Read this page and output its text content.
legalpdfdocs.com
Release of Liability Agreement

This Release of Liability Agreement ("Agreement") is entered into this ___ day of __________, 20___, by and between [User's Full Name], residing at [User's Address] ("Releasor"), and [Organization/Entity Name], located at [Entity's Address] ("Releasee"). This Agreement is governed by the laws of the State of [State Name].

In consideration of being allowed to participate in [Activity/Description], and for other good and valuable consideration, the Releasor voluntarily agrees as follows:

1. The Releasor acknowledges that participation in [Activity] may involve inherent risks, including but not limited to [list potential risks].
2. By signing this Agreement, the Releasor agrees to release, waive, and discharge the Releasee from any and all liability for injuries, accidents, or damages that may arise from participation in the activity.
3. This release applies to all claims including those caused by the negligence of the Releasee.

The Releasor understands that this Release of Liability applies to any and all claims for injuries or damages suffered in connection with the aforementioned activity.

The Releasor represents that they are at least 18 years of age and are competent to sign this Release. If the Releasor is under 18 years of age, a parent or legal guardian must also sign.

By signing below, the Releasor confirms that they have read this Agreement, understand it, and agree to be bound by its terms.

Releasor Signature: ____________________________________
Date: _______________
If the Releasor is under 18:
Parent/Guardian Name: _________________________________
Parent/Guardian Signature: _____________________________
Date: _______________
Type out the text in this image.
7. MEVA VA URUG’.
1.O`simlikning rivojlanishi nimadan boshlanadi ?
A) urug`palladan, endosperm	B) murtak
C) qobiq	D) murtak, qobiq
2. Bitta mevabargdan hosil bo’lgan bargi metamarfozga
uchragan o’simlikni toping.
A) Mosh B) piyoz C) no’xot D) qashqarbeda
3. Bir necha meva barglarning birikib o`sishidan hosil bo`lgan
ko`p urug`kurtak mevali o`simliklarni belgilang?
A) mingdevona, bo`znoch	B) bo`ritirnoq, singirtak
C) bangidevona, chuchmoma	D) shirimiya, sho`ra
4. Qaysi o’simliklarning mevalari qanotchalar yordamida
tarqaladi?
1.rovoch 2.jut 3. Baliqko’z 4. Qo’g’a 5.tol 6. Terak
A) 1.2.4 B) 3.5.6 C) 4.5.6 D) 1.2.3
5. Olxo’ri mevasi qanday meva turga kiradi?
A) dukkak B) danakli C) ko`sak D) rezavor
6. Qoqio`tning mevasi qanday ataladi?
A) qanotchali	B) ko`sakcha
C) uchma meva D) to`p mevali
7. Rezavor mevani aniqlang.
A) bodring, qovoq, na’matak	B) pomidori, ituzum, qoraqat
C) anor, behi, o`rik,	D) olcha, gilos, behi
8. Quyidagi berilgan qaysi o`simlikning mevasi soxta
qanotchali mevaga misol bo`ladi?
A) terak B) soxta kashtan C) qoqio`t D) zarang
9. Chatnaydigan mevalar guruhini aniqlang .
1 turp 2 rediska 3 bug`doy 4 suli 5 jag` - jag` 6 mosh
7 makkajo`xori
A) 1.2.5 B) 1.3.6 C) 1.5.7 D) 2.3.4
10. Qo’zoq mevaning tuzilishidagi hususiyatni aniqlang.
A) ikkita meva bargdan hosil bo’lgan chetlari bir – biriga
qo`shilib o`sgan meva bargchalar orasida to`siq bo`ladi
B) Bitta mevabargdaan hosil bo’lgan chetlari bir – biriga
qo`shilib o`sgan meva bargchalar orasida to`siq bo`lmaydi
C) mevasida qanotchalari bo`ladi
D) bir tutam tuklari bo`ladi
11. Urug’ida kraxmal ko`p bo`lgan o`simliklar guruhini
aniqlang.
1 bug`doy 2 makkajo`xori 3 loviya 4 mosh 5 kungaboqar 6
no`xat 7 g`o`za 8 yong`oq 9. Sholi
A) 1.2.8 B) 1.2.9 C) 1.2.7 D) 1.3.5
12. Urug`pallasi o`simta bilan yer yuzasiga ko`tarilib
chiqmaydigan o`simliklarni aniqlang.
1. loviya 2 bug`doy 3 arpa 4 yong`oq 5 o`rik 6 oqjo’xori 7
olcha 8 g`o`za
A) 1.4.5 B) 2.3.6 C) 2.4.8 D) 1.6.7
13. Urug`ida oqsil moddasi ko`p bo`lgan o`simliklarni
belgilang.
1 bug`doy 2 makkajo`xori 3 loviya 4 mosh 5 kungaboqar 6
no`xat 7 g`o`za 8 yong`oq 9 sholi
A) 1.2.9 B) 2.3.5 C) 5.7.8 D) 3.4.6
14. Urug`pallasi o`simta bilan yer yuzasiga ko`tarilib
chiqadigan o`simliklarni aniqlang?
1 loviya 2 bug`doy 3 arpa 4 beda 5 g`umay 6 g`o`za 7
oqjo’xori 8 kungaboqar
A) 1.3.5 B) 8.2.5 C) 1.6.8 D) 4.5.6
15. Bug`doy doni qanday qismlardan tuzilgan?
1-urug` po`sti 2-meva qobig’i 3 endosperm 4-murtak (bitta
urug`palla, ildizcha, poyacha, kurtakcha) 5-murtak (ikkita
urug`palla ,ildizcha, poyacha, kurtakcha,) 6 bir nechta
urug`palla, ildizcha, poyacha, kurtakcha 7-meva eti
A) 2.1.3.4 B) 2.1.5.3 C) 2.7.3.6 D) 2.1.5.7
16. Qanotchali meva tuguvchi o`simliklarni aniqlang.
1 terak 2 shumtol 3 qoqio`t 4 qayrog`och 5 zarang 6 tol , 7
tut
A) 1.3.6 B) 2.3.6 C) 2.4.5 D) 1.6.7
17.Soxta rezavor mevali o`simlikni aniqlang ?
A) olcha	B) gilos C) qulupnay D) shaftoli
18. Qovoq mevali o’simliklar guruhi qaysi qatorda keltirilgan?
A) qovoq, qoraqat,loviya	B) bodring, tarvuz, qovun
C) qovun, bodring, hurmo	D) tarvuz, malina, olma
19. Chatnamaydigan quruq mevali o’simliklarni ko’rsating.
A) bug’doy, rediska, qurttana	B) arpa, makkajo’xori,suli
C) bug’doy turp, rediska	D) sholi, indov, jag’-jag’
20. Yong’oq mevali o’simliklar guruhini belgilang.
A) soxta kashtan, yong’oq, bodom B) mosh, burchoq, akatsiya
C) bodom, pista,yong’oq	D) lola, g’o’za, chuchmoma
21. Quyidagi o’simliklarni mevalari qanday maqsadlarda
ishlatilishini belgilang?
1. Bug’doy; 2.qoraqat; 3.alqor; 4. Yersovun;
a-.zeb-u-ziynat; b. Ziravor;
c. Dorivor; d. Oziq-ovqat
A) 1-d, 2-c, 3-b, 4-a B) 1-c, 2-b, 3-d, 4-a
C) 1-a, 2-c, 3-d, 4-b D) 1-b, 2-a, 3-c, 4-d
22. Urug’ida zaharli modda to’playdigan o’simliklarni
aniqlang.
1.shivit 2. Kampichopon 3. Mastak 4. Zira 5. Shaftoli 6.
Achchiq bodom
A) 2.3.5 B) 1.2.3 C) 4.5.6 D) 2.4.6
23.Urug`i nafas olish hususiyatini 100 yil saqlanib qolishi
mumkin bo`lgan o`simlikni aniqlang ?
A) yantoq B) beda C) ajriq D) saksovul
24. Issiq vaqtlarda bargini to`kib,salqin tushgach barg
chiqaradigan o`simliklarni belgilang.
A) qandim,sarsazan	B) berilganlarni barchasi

------------------------------------

## Exercise description
Extract each record, keeping it identical to the original.

## Correct output
Read this page and output its text content.
legalpdfdocs.com
Release of Liability Agreement

This Release of Liability Agreement ("Agreement") is entered into this ___ day of __________, 20___, by and between [User's Full Name], residing at [User's Address] ("Releasor"), and [Organization/Entity Name], located at [Entity's Address] ("Releasee"). This Agreement is governed by the laws of the State of [State Name].

In consideration of being allowed to participate in [Activity/Description], and for other good and valuable consideration, the Releasor voluntarily agrees as follows:

1. The Releasor acknowledges that participation in [Activity] may involve inherent risks, including but not limited to [list potential risks].
2. By signing this Agreement, the Releasor agrees to release, waive, and discharge the Releasee from any and all liability for injuries, accidents, or damages that may arise from participation in the activity.
3. This release applies to all claims including those caused by the negligence of the Releasee.

The Releasor understands that this Release of Liability applies to any and all claims for injuries or damages suffered in connection with the aforementioned activity.

The Releasor represents that they are at least 18 years of age and are competent to sign this Release. If the Releasor is under 18 years of age, a parent or legal guardian must also sign.

By signing below, the Releasor confirms that they have read this Agreement, understand it, and agree to be bound by its terms.

Releasor Signature: ____________________________________
Date: _______________
If the Releasor is under 18:
Parent/Guardian Name: _________________________________
Parent/Guardian Signature: _____________________________
Date: _______________
Type out the text in this image.
7. MEVA VA URUG’.
1.O`simlikning rivojlanishi nimadan boshlanadi ?
A) urug`palladan, endosperm	B) murtak
C) qobiq	D) murtak, qobiq
2. Bitta mevabargdan hosil bo’lgan bargi metamarfozga
uchragan o’simlikni toping.
A) Mosh B) piyoz C) no’xot D) qashqarbeda
3. Bir necha meva barglarning birikib o`sishidan hosil bo`lgan
ko`p urug`kurtak mevali o`simliklarni belgilang?
A) mingdevona, bo`znoch	B) bo`ritirnoq, singirtak
C) bangidevona, chuchmoma	D) shirimiya, sho`ra
4. Qaysi o’simliklarning mevalari qanotchalar yordamida
tarqaladi?
1.rovoch 2.jut 3. Baliqko’z 4. Qo’g’a 5.tol 6. Terak
A) 1.2.4 B) 3.5.6 C) 4.5.6 D) 1.2.3
5. Olxo’ri mevasi qanday meva turga kiradi?
A) dukkak B) danakli C) ko`sak D) rezavor
6. Qoqio`tning mevasi qanday ataladi?
A) qanotchali	B) ko`sakcha
C) uchma meva D) to`p mevali
7. Rezavor mevani aniqlang.
A) bodring, qovoq, na’matak	B) pomidori, ituzum, qoraqat
C) anor, behi, o`rik,	D) olcha, gilos, behi
8. Quyidagi berilgan qaysi o`simlikning mevasi soxta
qanotchali mevaga misol bo`ladi?
A) terak B) soxta kashtan C) qoqio`t D) zarang
9. Chatnaydigan mevalar guruhini aniqlang .
1 turp 2 rediska 3 bug`doy 4 suli 5 jag` - jag` 6 mosh
7 makkajo`xori
A) 1.2.5 B) 1.3.6 C) 1.5.7 D) 2.3.4
10. Qo’zoq mevaning tuzilishidagi hususiyatni aniqlang.
A) ikkita meva bargdan hosil bo’lgan chetlari bir – biriga
qo`shilib o`sgan meva bargchalar orasida to`siq bo`ladi
B) Bitta mevabargdaan hosil bo’lgan chetlari bir – biriga
qo`shilib o`sgan meva bargchalar orasida to`siq bo`lmaydi
C) mevasida qanotchalari bo`ladi
D) bir tutam tuklari bo`ladi
11. Urug’ida kraxmal ko`p bo`lgan o`simliklar guruhini
aniqlang.
1 bug`doy 2 makkajo`xori 3 loviya 4 mosh 5 kungaboqar 6
no`xat 7 g`o`za 8 yong`oq 9. Sholi
A) 1.2.8 B) 1.2.9 C) 1.2.7 D) 1.3.5
12. Urug`pallasi o`simta bilan yer yuzasiga ko`tarilib
chiqmaydigan o`simliklarni aniqlang.
1. loviya 2 bug`doy 3 arpa 4 yong`oq 5 o`rik 6 oqjo’xori 7
olcha 8 g`o`za
A) 1.4.5 B) 2.3.6 C) 2.4.8 D) 1.6.7
13. Urug`ida oqsil moddasi ko`p bo`lgan o`simliklarni
belgilang.
1 bug`doy 2 makkajo`xori 3 loviya 4 mosh 5 kungaboqar 6
no`xat 7 g`o`za 8 yong`oq 9 sholi
A) 1.2.9 B) 2.3.5 C) 5.7.8 D) 3.4.6
14. Urug`pallasi o`simta bilan yer yuzasiga ko`tarilib
chiqadigan o`simliklarni aniqlang?
1 loviya 2 bug`doy 3 arpa 4 beda 5 g`umay 6 g`o`za 7
oqjo’xori 8 kungaboqar
A) 1.3.5 B) 8.2.5 C) 1.6.8 D) 4.5.6
15. Bug`doy doni qanday qismlardan tuzilgan?
1-urug` po`sti 2-meva qobig’i 3 endosperm 4-murtak (bitta
urug`palla, ildizcha, poyacha, kurtakcha) 5-murtak (ikkita
urug`palla ,ildizcha, poyacha, kurtakcha,) 6 bir nechta
urug`palla, ildizcha, poyacha, kurtakcha 7-meva eti
A) 2.1.3.4 B) 2.1.5.3 C) 2.7.3.6 D) 2.1.5.7
16. Qanotchali meva tuguvchi o`simliklarni aniqlang.
1 terak 2 shumtol 3 qoqio`t 4 qayrog`och 5 zarang 6 tol , 7
tut
A) 1.3.6 B) 2.3.6 C) 2.4.5 D) 1.6.7
17.Soxta rezavor mevali o`simlikni aniqlang ?
A) olcha	B) gilos C) qulupnay D) shaftoli
18. Qovoq mevali o’simliklar guruhi qaysi qatorda keltirilgan?
A) qovoq, qoraqat,loviya	B) bodring, tarvuz, qovun
C) qovun, bodring, hurmo	D) tarvuz, malina, olma
19. Chatnamaydigan quruq mevali o’simliklarni ko’rsating.
A) bug’doy, rediska, qurttana	B) arpa, makkajo’xori,suli
C) bug’doy turp, rediska	D) sholi, indov, jag’-jag’
20. Yong’oq mevali o’simliklar guruhini belgilang.
A) soxta kashtan, yong’oq, bodom B) mosh, burchoq, akatsiya
C) bodom, pista,yong’oq	D) lola, g’o’za, chuchmoma
21. Quyidagi o’simliklarni mevalari qanday maqsadlarda
ishlatilishini belgilang?
1. Bug’doy; 2.qoraqat; 3.alqor; 4. Yersovun;
a-.zeb-u-ziynat; b. Ziravor;
c. Dorivor; d. Oziq-ovqat
A) 1-d, 2-c, 3-b, 4-a B) 1-c, 2-b, 3-d, 4-a
C) 1-a, 2-c, 3-d, 4-b D) 1-b, 2-a, 3-c, 4-d
22. Urug’ida zaharli modda to’playdigan o’simliklarni
aniqlang.
1.shivit 2. Kampichopon 3. Mastak 4. Zira 5. Shaftoli 6.
Achchiq bodom
A) 2.3.5 B) 1.2.3 C) 4.5.6 D) 2.4.6
23.Urug`i nafas olish hususiyatini 100 yil saqlanib qolishi
mumkin bo`lgan o`simlikni aniqlang ?
A) yantoq B) beda C) ajriq D) saksovul
24. Issiq vaqtlarda bargini to`kib,salqin tushgach barg
chiqaradigan o`simliklarni belgilang.
A) qandim,sarsazan	B) berilganlarni barchasi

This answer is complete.